To do:
Using the listing below, select the lines with the word "brand" and copy them.

Records shown:
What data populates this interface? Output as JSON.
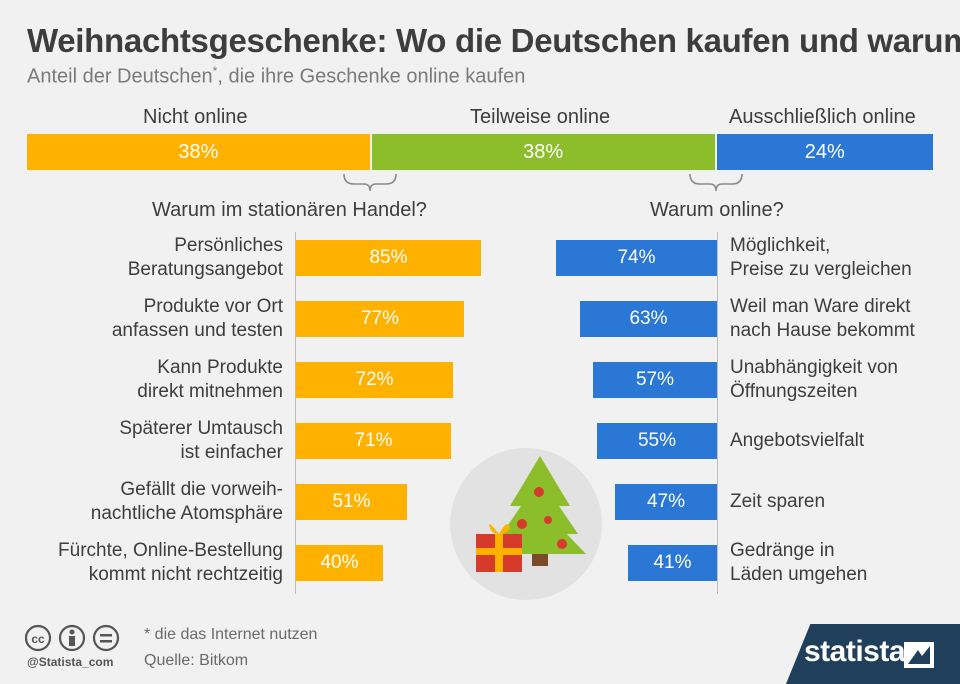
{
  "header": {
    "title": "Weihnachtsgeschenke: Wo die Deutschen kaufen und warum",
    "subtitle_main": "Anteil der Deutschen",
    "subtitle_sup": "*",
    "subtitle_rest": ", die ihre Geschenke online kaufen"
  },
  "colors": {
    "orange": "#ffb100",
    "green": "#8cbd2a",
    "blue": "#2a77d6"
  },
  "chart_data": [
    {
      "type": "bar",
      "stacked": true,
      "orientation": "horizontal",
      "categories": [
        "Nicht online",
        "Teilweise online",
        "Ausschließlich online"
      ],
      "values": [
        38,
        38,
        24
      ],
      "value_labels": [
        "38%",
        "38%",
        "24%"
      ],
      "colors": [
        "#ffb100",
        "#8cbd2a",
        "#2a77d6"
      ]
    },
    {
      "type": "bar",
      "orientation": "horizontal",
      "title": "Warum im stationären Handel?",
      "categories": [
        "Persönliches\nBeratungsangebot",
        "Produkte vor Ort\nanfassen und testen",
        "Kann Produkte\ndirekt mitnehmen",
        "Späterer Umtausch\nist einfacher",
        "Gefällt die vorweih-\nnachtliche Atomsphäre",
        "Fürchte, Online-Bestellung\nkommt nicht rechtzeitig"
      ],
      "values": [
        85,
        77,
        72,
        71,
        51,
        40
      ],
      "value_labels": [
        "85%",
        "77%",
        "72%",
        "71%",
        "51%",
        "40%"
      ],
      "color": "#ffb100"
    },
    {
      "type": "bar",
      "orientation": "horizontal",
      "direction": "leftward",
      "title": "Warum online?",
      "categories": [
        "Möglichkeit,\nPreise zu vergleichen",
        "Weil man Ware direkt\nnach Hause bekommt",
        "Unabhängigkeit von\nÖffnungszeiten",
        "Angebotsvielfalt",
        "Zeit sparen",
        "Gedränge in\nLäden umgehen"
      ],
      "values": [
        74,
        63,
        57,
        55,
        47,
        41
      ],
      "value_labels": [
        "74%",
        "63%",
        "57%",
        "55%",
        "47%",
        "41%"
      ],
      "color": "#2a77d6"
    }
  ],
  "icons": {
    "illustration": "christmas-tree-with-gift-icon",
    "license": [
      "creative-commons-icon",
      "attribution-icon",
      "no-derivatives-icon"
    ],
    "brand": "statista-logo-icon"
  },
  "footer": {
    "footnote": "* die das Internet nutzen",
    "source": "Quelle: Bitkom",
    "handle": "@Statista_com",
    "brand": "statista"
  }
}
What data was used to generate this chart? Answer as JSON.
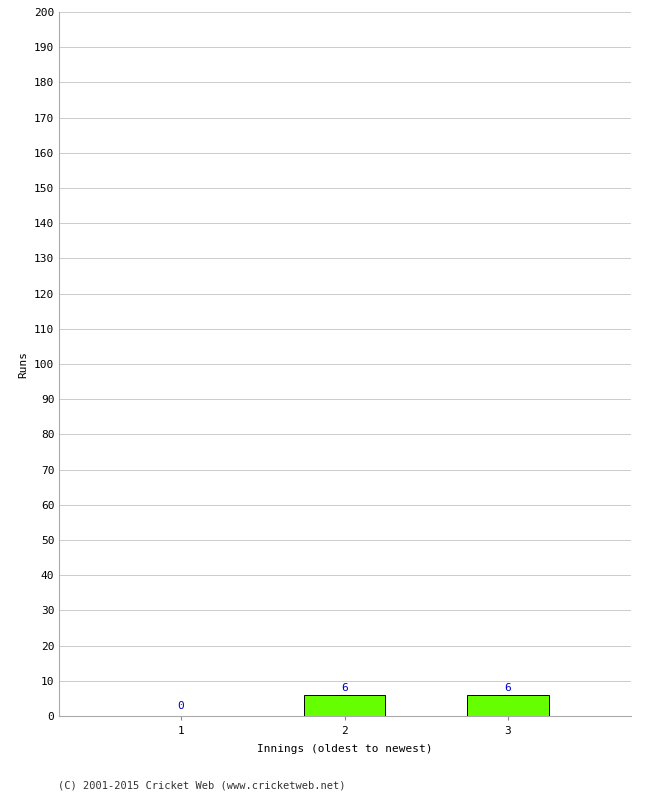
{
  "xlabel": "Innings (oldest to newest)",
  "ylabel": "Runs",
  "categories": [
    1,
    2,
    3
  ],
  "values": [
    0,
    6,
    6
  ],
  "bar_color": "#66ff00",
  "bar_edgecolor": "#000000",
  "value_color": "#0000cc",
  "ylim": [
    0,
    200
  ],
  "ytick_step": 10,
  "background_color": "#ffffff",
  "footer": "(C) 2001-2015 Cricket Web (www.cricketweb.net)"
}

...

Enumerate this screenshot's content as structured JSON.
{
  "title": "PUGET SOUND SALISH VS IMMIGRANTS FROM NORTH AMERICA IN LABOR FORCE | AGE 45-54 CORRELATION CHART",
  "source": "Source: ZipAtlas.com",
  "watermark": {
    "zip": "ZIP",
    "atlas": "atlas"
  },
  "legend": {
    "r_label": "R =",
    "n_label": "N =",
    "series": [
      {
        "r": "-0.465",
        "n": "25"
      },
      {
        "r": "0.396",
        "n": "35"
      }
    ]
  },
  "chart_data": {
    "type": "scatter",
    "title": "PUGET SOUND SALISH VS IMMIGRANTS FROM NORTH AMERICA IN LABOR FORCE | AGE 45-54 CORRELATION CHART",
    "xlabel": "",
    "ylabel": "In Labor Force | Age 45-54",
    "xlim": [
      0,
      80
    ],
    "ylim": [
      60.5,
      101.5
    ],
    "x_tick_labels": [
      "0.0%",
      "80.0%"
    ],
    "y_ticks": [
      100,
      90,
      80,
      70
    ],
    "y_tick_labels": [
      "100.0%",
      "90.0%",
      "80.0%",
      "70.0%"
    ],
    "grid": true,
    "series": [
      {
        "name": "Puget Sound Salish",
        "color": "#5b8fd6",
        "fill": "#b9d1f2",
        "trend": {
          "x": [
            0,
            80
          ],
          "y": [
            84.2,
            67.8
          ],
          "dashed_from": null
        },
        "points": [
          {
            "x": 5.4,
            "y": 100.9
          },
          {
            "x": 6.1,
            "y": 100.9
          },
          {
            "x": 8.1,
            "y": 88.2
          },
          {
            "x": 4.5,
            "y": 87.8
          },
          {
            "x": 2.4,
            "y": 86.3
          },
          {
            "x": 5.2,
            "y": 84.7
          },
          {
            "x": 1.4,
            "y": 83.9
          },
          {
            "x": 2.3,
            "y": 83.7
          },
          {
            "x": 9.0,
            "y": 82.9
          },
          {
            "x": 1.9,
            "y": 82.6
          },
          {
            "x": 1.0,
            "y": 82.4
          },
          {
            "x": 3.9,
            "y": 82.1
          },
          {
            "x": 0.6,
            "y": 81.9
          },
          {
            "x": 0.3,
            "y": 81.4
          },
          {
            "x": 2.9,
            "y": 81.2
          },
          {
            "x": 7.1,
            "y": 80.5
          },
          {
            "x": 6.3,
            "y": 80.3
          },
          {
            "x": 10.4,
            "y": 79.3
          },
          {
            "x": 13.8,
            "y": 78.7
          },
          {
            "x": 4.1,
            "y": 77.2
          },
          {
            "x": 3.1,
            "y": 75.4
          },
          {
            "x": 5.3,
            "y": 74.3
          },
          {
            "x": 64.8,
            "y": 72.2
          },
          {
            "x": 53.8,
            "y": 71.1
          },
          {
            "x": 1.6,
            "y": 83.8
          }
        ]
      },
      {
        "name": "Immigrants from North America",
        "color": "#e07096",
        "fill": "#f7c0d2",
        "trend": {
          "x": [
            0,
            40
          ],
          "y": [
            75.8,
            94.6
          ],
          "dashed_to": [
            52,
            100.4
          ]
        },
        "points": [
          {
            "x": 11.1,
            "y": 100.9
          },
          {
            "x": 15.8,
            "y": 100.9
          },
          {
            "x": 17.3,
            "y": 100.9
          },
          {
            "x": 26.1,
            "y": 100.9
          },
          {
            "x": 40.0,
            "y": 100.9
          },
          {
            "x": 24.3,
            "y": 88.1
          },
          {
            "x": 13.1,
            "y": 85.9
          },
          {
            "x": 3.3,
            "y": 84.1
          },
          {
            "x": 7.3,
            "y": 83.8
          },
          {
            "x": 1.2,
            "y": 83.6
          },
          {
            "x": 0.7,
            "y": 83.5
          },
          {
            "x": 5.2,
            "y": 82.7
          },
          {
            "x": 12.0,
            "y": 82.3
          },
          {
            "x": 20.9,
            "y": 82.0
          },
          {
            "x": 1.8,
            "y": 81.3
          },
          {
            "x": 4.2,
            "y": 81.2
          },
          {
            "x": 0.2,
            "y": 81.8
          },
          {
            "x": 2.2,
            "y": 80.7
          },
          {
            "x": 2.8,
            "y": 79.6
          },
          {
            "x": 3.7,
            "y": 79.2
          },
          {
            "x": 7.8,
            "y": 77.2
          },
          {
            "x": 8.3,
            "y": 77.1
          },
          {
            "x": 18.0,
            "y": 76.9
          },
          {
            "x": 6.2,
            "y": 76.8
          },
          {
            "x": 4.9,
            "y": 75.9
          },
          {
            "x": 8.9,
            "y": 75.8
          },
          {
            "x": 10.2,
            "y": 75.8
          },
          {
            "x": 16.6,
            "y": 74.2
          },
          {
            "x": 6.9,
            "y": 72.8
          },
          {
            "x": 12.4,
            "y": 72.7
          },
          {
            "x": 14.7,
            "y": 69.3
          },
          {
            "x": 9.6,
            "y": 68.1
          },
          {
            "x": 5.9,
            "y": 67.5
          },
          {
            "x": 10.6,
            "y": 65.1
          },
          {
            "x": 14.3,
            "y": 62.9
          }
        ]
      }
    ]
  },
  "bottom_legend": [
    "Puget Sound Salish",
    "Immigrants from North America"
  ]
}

--

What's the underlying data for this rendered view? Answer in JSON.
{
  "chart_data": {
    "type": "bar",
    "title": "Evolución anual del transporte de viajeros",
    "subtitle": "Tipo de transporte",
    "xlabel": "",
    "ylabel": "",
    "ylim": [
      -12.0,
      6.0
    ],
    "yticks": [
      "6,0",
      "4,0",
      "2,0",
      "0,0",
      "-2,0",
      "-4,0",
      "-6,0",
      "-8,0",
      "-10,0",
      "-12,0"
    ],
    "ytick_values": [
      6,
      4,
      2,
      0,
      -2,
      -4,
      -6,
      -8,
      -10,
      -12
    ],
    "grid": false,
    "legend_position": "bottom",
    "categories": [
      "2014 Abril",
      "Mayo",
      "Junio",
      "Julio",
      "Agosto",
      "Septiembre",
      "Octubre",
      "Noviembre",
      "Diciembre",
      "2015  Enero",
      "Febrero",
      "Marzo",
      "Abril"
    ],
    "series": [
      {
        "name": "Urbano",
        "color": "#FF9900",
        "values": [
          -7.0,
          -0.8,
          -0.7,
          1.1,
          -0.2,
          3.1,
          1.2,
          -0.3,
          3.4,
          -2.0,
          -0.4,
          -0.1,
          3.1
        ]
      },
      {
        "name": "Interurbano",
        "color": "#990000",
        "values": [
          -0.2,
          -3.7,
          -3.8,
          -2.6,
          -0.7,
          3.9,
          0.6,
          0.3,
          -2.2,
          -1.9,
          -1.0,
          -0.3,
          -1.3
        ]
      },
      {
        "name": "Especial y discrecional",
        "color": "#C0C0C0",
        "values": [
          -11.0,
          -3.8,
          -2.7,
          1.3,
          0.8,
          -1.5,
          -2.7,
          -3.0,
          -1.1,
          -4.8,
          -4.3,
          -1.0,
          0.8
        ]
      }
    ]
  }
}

Correct answer:
    "brand": "statista-logo-icon"
    "brand": "statista"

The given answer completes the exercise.